Stored records:
====================
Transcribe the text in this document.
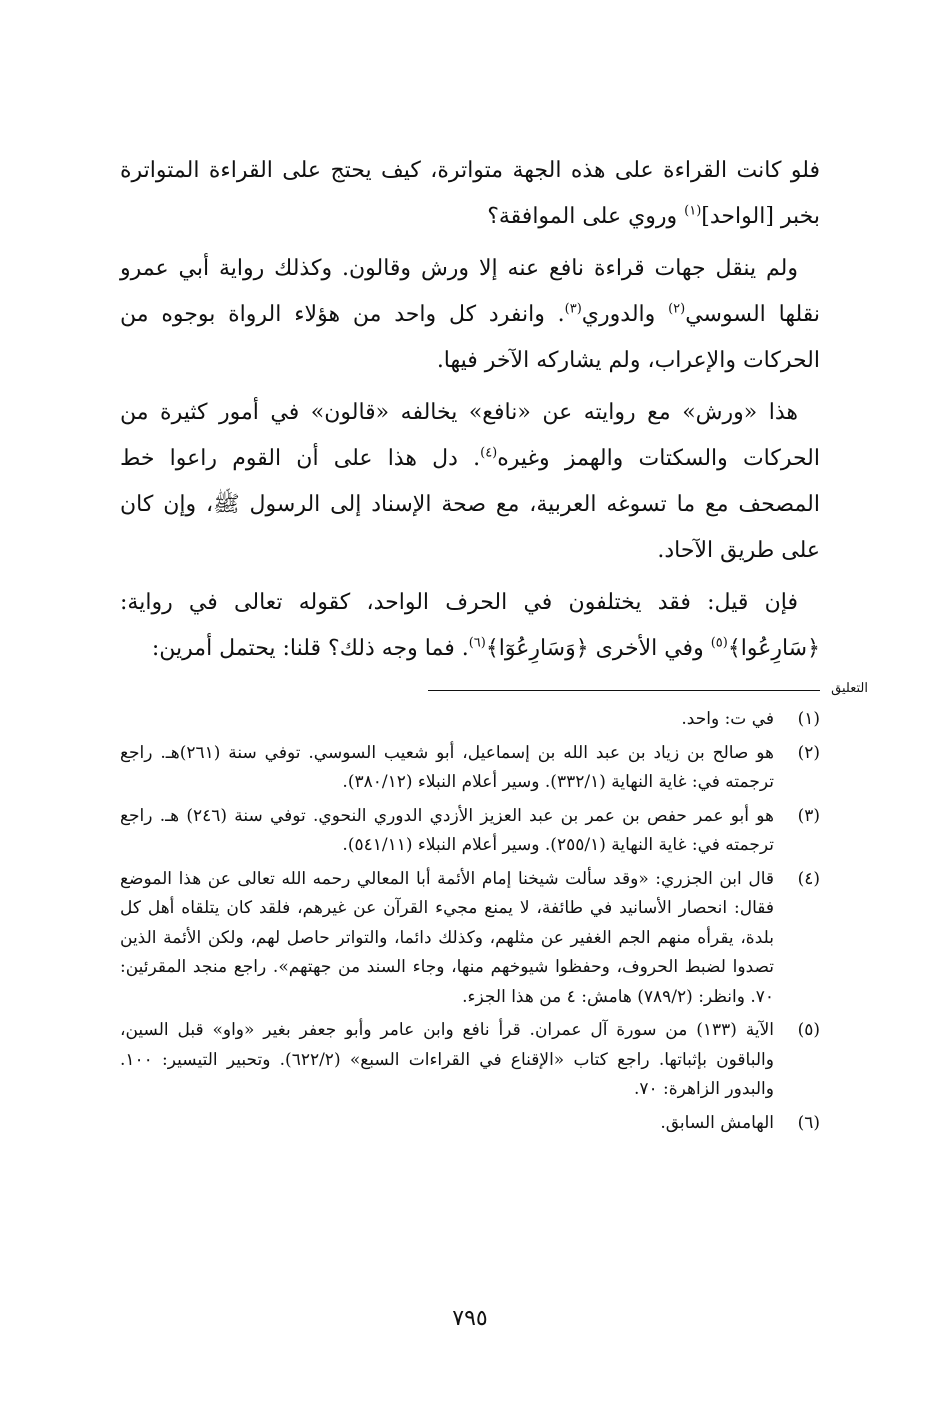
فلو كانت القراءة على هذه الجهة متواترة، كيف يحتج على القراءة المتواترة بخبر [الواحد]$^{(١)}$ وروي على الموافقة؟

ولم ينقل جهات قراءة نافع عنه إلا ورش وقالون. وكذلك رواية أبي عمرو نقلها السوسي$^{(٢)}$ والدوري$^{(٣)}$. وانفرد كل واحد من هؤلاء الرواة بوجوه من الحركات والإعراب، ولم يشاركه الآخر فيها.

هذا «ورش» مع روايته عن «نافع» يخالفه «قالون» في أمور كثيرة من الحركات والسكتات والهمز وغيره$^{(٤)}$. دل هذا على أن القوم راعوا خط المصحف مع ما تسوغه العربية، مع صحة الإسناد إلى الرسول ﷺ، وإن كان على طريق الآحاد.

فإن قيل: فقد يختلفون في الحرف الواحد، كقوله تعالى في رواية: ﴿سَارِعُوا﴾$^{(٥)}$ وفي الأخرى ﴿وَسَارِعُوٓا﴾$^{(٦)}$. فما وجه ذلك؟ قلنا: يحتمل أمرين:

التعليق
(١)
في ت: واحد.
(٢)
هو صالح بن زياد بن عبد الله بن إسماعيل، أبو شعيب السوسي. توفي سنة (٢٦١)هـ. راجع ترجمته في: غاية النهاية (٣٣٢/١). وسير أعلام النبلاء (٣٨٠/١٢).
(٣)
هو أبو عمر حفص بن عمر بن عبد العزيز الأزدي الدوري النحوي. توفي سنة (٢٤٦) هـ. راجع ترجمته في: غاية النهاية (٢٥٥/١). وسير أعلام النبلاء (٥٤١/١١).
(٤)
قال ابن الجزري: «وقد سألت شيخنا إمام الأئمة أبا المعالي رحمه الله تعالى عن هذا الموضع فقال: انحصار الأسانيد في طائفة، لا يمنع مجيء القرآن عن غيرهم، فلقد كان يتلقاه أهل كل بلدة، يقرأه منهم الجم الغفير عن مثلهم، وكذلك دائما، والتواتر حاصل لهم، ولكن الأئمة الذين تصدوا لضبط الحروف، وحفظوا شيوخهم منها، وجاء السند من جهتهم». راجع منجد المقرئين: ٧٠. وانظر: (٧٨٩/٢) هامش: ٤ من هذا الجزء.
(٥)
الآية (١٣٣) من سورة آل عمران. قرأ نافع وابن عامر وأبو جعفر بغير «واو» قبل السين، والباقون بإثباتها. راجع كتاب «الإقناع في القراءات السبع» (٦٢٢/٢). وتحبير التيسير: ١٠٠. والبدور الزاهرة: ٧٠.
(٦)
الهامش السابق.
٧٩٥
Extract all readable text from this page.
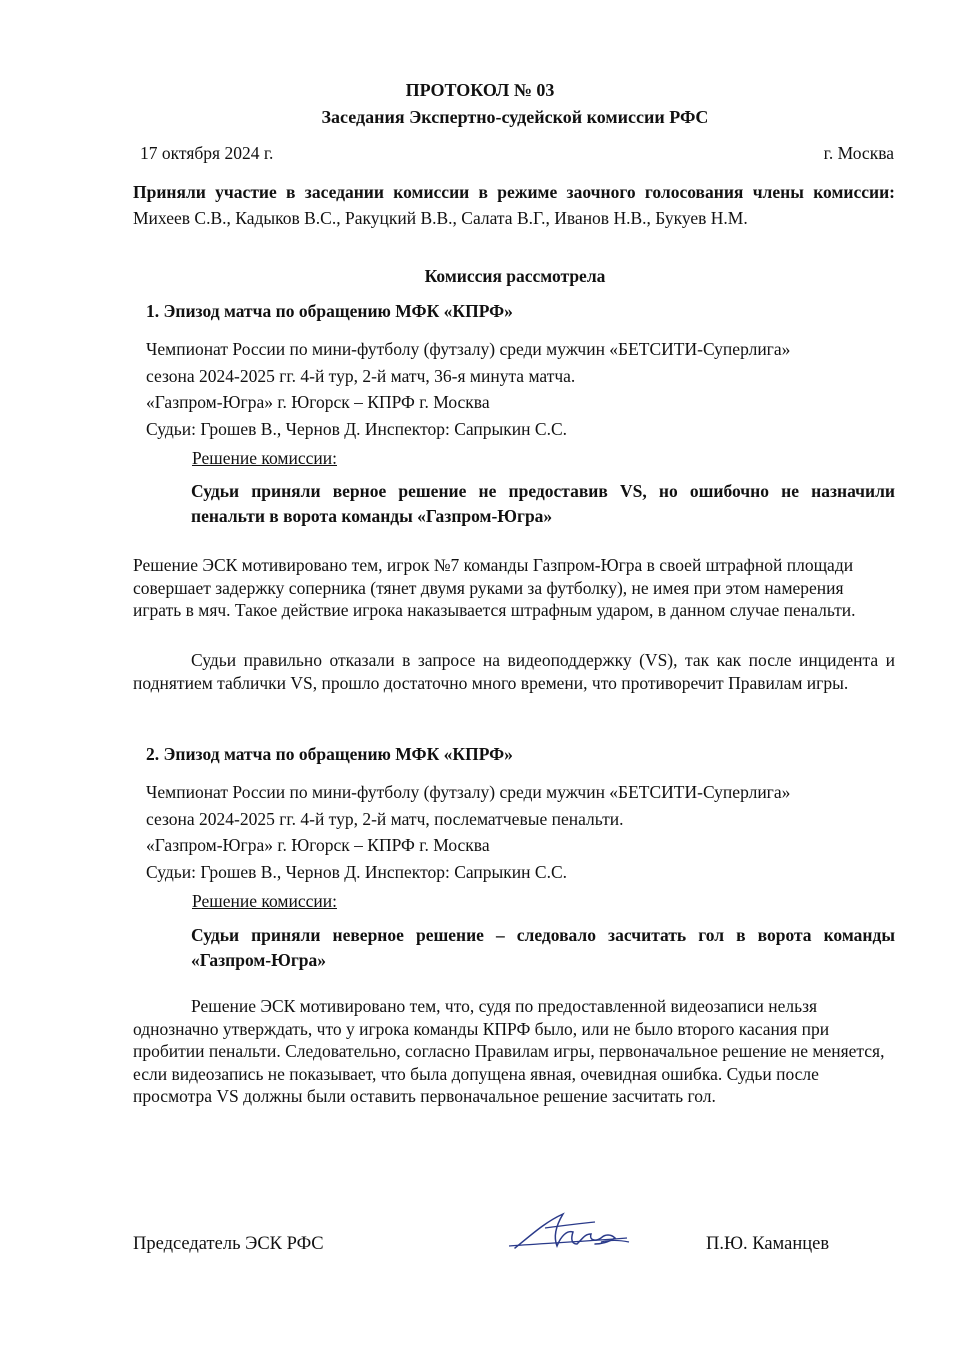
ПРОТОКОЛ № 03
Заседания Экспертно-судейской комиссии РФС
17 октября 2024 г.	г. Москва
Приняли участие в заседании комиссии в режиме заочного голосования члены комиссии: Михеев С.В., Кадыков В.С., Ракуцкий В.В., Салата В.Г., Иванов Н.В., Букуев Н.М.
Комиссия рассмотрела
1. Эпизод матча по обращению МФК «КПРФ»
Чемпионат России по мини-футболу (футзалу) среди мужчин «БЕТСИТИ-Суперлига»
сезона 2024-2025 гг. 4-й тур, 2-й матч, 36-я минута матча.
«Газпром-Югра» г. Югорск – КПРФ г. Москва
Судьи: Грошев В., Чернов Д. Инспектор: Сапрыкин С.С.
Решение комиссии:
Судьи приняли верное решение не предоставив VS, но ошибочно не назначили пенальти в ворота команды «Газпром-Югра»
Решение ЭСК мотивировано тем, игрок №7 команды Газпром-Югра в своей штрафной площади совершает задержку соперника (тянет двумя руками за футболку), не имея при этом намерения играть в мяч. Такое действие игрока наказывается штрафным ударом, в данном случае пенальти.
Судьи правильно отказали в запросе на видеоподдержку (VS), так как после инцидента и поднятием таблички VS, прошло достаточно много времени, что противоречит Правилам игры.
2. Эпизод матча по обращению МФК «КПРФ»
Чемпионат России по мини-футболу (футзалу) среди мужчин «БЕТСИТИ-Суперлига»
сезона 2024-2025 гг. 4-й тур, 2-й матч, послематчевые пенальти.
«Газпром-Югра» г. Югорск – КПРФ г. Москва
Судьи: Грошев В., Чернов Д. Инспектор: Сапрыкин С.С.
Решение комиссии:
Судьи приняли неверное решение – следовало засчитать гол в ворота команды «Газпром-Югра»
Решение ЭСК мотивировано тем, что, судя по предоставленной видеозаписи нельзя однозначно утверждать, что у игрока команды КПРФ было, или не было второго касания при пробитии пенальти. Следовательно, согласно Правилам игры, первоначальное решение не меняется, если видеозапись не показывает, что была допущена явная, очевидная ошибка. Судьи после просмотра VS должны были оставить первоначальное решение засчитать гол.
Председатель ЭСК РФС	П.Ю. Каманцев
====================
Every line in the data that holds "игры" should be copied out.

Судьи правильно отказали в запросе на видеоподдержку (VS), так как после инцидента и поднятием таблички VS, прошло достаточно много времени, что противоречит Правилам игры.
Решение ЭСК мотивировано тем, что, судя по предоставленной видеозаписи нельзя однозначно утверждать, что у игрока команды КПРФ было, или не было второго касания при пробитии пенальти. Следовательно, согласно Правилам игры, первоначальное решение не меняется, если видеозапись не показывает, что была допущена явная, очевидная ошибка. Судьи после просмотра VS должны были оставить первоначальное решение засчитать гол.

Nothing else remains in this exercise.